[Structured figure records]

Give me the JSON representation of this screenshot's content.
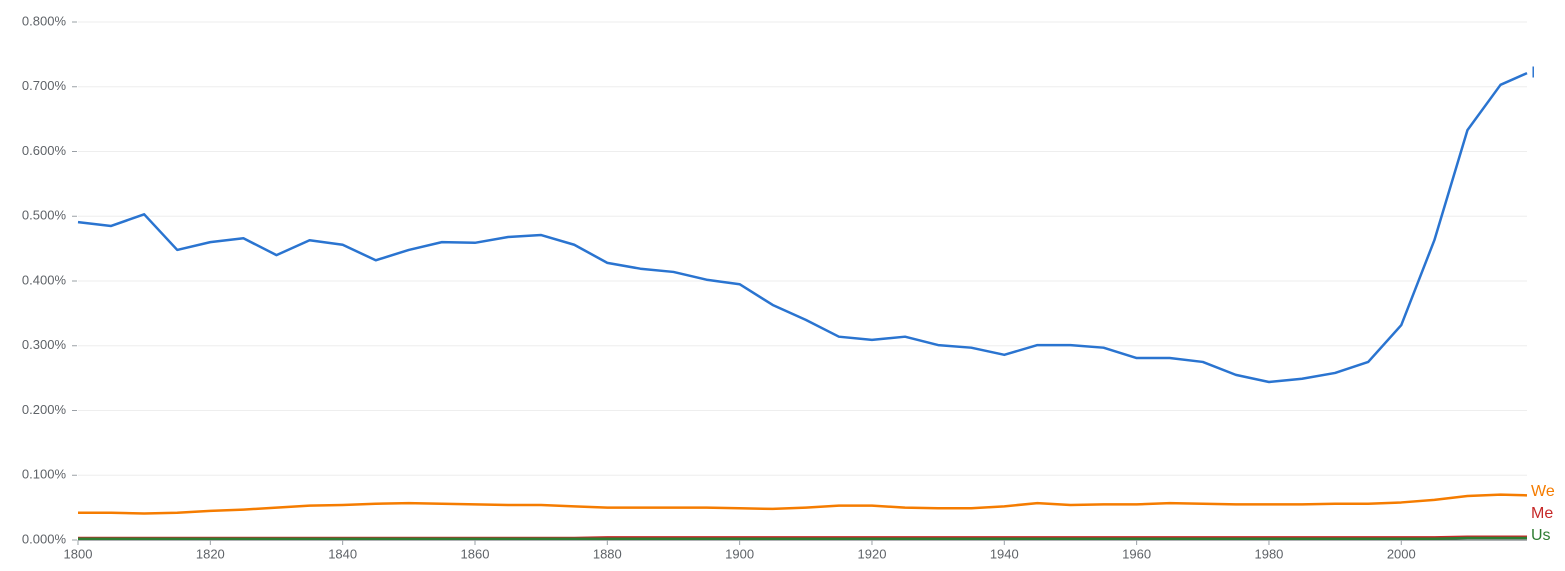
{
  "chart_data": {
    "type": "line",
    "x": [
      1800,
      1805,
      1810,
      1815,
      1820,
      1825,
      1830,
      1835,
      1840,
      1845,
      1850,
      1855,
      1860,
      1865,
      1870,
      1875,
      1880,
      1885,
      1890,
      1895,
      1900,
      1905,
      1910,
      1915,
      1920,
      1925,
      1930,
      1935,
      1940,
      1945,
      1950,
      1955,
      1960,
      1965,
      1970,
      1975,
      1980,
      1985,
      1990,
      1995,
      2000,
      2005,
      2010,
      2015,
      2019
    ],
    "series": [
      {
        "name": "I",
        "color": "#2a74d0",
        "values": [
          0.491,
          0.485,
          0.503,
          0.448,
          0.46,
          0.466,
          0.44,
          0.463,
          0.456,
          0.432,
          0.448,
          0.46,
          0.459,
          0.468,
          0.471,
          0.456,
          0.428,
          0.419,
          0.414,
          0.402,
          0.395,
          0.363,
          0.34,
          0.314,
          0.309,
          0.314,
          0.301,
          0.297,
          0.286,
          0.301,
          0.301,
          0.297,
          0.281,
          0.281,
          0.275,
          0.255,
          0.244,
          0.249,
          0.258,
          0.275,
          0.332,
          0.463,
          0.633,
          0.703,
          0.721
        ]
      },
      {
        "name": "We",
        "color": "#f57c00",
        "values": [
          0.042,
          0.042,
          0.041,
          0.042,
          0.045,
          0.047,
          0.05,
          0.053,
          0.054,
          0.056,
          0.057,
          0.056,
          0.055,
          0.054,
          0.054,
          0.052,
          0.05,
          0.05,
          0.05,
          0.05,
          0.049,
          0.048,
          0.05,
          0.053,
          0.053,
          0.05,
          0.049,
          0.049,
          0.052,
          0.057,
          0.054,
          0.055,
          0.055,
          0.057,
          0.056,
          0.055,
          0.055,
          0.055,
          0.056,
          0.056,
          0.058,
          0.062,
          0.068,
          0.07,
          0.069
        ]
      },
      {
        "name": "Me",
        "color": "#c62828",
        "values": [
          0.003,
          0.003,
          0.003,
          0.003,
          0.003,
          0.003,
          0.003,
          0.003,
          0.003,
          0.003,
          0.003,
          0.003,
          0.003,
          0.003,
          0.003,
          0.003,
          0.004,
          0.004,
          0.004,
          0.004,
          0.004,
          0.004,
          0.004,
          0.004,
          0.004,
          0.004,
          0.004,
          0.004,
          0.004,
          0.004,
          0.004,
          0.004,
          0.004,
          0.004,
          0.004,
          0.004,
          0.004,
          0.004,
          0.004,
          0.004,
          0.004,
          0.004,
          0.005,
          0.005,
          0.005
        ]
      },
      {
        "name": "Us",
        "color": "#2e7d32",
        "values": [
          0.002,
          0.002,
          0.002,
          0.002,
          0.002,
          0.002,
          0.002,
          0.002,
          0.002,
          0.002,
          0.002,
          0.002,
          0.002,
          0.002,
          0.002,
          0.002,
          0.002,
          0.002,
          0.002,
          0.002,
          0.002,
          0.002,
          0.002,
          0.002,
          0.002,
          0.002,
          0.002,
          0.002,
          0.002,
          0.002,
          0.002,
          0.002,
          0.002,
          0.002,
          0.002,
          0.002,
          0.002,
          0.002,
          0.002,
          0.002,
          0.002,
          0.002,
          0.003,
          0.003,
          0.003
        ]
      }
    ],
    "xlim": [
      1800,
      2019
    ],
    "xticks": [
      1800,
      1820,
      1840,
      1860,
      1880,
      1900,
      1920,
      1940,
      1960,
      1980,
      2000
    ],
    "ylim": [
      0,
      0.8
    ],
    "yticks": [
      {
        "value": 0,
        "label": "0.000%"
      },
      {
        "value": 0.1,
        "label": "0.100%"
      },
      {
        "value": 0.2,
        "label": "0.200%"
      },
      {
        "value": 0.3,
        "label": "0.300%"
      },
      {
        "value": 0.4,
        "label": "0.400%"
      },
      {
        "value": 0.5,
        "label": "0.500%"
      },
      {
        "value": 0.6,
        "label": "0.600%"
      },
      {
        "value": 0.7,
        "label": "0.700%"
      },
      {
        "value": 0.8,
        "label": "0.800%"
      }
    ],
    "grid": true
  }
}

--

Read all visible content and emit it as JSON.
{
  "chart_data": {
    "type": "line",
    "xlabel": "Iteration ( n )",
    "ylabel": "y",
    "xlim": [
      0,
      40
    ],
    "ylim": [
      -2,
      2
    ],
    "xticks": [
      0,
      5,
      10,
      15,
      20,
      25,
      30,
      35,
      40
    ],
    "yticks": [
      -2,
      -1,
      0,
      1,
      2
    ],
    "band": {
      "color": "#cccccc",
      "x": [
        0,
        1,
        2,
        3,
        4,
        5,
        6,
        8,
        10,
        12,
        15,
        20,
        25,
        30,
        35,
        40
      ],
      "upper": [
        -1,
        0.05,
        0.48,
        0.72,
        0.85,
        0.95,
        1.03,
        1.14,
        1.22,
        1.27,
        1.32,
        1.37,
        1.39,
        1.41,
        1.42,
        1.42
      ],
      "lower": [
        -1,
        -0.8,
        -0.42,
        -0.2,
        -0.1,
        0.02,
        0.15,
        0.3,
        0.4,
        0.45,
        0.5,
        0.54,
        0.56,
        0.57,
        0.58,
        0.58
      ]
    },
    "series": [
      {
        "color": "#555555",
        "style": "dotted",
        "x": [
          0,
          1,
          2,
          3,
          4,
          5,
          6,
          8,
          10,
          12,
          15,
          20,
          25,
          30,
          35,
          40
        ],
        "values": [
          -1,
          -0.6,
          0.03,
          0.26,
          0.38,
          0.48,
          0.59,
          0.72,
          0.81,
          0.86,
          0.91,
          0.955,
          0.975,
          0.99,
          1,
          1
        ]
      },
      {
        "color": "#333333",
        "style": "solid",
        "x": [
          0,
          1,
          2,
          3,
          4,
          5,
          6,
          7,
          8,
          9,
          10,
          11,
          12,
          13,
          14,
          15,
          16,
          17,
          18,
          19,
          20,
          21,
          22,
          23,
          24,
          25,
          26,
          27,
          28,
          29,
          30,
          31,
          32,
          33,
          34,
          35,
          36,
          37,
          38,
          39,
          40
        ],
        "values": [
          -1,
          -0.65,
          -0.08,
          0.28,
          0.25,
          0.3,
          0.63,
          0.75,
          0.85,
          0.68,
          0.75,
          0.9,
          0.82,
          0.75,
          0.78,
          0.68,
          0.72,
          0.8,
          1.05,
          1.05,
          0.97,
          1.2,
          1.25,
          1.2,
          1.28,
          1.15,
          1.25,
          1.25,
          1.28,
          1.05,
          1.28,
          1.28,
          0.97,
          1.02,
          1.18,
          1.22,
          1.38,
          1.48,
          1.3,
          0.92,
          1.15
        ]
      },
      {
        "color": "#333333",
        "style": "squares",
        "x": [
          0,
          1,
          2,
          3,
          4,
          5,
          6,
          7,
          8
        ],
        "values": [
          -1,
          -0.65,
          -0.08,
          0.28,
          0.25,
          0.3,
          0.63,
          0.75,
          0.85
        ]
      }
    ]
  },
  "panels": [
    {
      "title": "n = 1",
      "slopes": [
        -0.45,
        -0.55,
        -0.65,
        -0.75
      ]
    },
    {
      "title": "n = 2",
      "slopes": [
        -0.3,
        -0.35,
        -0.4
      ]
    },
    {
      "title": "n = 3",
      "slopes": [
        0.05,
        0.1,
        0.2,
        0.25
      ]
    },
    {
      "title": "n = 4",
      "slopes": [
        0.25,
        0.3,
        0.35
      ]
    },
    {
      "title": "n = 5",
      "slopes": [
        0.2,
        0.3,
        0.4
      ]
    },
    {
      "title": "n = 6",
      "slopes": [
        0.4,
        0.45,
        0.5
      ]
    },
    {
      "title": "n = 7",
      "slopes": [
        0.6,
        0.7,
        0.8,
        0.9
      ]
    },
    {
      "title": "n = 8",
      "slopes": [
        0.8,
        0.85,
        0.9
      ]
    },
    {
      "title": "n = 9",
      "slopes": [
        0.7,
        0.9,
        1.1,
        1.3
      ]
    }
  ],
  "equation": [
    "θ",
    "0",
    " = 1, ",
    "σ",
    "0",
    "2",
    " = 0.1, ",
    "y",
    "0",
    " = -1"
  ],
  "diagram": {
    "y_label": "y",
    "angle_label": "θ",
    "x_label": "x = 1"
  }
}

## [Required work]
Within the listing above, copy each line that has the string "style".

## [Solution]
        "style": "dotted",
        "style": "solid",
        "style": "squares",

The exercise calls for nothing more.